** Selected excerpt **
SUNUNU: Look, the reason the president and Mitt Romney are not talking about this right now is they both understand that the issue the American public wants to hear about is the economy. And with all due respect to your personal interests in this issue, Piers, it is not going to be a major issue in the campaign. What is going to be an issue is how do we fix unemployment. How do we get jobs. And how do we create investment and how do we get out of this morass of non- recovery that we're in for the last four years.

MORGAN: Well, I understand that.

SUNUNU: That's what they're going to talk about.

MORGAN: No, no, I totally agree with you. That is the number one most important issue. What I don't agree with is the wall of silence from both the president and the man who would be president. Neither of whom want to upset the gun lobby. When -- you know, when Sikhs can't go to their temple, when Americans can't go to a movie theater, when congresswomen cannot walk out into the street without all being shot, something has to be done.

And doing nothing is not an option.

RENDELL: And interestingly, I slightly disagree --

SUNUNU: And passing a law is not going to change that.

RENDELL: I know, John.

MORGAN: Passing laws --

SUNUNU: Passing laws is not going to change it.

RENDELL: John --


MORGAN: Well, then what is the point of having laws --

RENDELL: John. John. If we --

MORGAN: Why bring laws in about anything?

RENDELL: If we outlaw those malleable bullet magazines the fella Holmes could have -- in the first minute when he killed most of the people, he would have had to reload six times. He couldn't have killed half of the people he killed.

MORGAN: He bought it -- he bought a magazine drum for his high powered assault weapon which he also bought perfectly legally and fired 100 bullets in a minute. RENDELL: John is right that the election is primarily about the economy. But people look in governors, mayors and presidents. They look for leadership qualities. And a leadership quality is having the courage to stand up and say, guys, I don't care what the political ramifications are to me. This is wrong and we've got to stop it. I think if either one of the candidates have done it, I think President Obama did it early on in his term in a number of occasions.

If any one of them did it, the American people would say, I'm not sure I agree with them but boy, that's a lot of guts.

MORGAN: I completely agree.

RENDELL: That's a lot of guts.


SUNUNU: I will tell you this.

MORGAN: Otherwise, we become a "Nation of Wusses."

RENDELL: A "Nation of Wusses."

MORGAN: Governors, thank you both very much.

Last word to you, Governor Sununu.

** Excerpted records **
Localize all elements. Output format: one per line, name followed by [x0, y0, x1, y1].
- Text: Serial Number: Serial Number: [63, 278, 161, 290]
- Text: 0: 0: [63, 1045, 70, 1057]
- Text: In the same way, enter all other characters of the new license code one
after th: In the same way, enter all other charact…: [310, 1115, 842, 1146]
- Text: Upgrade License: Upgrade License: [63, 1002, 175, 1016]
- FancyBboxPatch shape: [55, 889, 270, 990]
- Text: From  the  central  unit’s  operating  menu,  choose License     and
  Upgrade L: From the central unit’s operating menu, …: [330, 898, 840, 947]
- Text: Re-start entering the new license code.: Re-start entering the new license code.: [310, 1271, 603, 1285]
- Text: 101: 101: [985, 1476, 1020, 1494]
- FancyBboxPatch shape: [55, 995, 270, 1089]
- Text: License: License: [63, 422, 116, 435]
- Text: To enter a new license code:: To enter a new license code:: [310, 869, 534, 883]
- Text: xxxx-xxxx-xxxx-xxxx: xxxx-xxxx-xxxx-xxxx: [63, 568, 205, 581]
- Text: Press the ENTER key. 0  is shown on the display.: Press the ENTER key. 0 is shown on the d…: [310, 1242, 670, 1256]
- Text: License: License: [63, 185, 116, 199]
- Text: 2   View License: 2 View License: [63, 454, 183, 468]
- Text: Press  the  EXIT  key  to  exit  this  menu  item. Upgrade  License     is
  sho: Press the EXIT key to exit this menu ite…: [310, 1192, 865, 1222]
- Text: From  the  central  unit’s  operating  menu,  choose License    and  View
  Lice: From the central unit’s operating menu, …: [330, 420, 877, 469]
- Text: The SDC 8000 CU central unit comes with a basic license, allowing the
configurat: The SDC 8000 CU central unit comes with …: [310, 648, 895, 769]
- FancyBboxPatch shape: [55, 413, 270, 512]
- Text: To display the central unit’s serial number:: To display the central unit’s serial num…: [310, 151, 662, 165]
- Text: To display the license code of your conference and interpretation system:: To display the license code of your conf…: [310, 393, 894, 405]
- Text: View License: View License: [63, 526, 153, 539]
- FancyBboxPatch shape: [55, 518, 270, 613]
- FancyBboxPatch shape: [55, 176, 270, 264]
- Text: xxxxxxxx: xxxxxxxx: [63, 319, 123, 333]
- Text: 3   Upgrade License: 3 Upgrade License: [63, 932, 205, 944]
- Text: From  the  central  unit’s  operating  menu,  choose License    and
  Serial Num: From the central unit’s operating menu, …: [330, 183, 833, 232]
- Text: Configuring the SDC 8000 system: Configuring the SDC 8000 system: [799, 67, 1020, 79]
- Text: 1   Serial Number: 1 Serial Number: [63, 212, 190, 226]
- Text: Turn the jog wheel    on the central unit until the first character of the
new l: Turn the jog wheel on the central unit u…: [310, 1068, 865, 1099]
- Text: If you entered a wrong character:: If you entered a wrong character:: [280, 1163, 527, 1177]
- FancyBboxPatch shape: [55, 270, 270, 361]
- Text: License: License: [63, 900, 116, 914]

** Given exercise **
Continue the televised exchange about gun laws and the presidential campaign, picking up after its final line.

** Output for this task **
SUNUNU: If Ed Rendell or Bill Clinton or Mitt Romney or Mitch Daniels or Haley Barbour had been president the last four years, you would not have the problem we have now. They are governors. They know how to cut budgets. What this country needs is somebody with that kind of experience instead of avoiding issues going in and putting the right policies in place. President Obama's failed because he really is a wuss.

MORGAN: OK. Let me just ask you both one final question. I just want one name out of both of you. Who would you choose if you were Mitt Romney as your VP? And let me start with you, Governor Sununu.

SUNUNU: Ed Rendell.


MORGAN: Governor Rendell?

RENDELL: I think I'd choose Condoleezza Rice because I think he's got some weaknesses in foreign affairs which he's demonstrated. I think she's a woman, she's an African-American, it would be out of the box and she would energize a lot of voters.

MORGAN: I completely agree. I think she's been overlooked and there was a little bubble about her a couple of weeks ago. It went away. I don't understand why she isn't a bigger favorite. She ticks all the boxes if you're Mitt Romney.

Please come back. The pair of you have been very entertaining. SUNUNU: Thanks, Ed. Enjoyed it.

MORGAN: Thoroughly enjoyed it.

SUNUNU: Thanks, Piers.

RENDELL: Thanks, John. Buy the book, buy the book.



SUNUNU: I bought it. I bought it. I read it last night.

MORGAN: We will not be extra wusses on this show.

So thank you both very much.

Coming up, the controversial Roseanne Barr, actress, comedian, and now, wait for it, presidential nominee.



BARR: Laugh your government to scorn in this election. That's my message. Do so by electing me and Cindy Sheehan. Times are tough but you know what me and Cindy are tougher. We're tougher.


MORGAN: Outrageous and outspoken, Roseanne Barr (INAUDIBLE) to hold back her opinions. She's one of America's best-known TV moms. And what you may not know is she's also the Peace and Freedom Party's presidential nominee. And that's no joke.

Roseanne Barr joins me now.

Roseanne, welcome to the show. Your first appearance.

BARR: Yes, thanks for having me, it's nice to be here.

MORGAN: So this is a serious thing. I want to read you a quote that you said about your political aspirations. You said, "I'm not a liar, I'm not a thief, I'm not a whore, I'm not a politician. I think that uniquely qualifies me to become president of the United States."

BARR: Absolutely. I think those are my strengths.

MORGAN: Why are you doing this? I mean people -- some people will think it's all just a comic ruse. I know that's not the case. It's serious. You're passionate about this. Why have you decided to get engaged properly?

BARR: Well, just because I felt that, you know, I was asked to carry the water and carry a message during this election, and to make social -- a socialist solutions part of the narrative of this election, because they're being left out, and they work.

MORGAN: I've been talking earlier in the show with more seamier members of the Washington community. And there is a general sense of despair, I think, collectively about the malaise now in Washington. Where any kind of cooperation, any kind of coming together to get stuff done, any kind of doing a deal to benefit America, it's all gone out the window. It's now all about points scoring. It's about childish, petty commercials, which are based on a pack of lies. And so on and so on.

BARR: You're right.

MORGAN: And in a general sense of moral cowardice, many would argue. And also a fundamental lack of leadership. Why has it come to this?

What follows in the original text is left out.